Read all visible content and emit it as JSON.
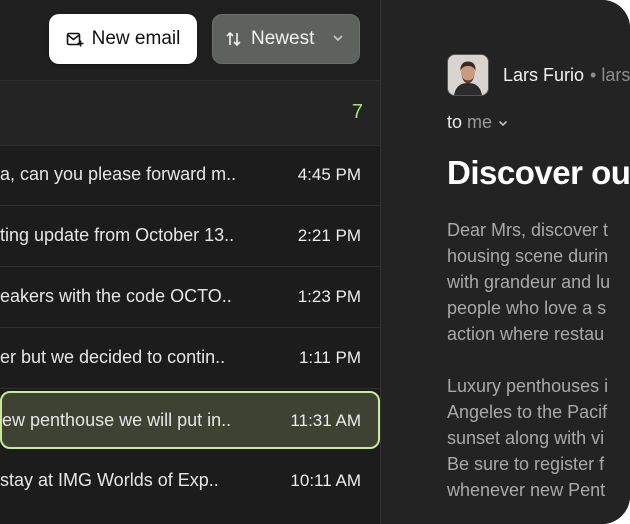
{
  "toolbar": {
    "new_email_label": "New email",
    "sort_label": "Newest"
  },
  "list": {
    "count": "7",
    "messages": [
      {
        "snippet": "a, can you please forward m..",
        "time": "4:45 PM"
      },
      {
        "snippet": "ting update from October 13..",
        "time": "2:21 PM"
      },
      {
        "snippet": "eakers with the code OCTO..",
        "time": "1:23 PM"
      },
      {
        "snippet": "er but we decided to contin..",
        "time": "1:11 PM"
      },
      {
        "snippet": "ew penthouse we will put in..",
        "time": "11:31 AM"
      },
      {
        "snippet": "stay at IMG Worlds of Exp..",
        "time": "10:11 AM"
      }
    ]
  },
  "email": {
    "sender_name": "Lars Furio",
    "sender_email": "• lars",
    "to_label": "to",
    "to_value": "me",
    "subject": "Discover ou",
    "paragraphs": [
      [
        "Dear Mrs, discover t",
        "housing scene durin",
        "with grandeur and lu",
        "people who love a s",
        "action where restau"
      ],
      [
        "Luxury penthouses i",
        "Angeles to the Pacif",
        "sunset along with vi",
        "Be sure to register f",
        "whenever new Pent"
      ]
    ]
  },
  "colors": {
    "accent_green": "#9ee27a",
    "selected_border": "#c8e89a"
  }
}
----------------
■ **SHORT EXERCISE**:
Find the lines that include the string "snippet", then copy each of them.

■ **ANSWER FOR THE TASK**:
        "snippet": "a, can you please forward m..",
        "snippet": "ting update from October 13..",
        "snippet": "eakers with the code OCTO..",
        "snippet": "er but we decided to contin..",
        "snippet": "ew penthouse we will put in..",
        "snippet": "stay at IMG Worlds of Exp..",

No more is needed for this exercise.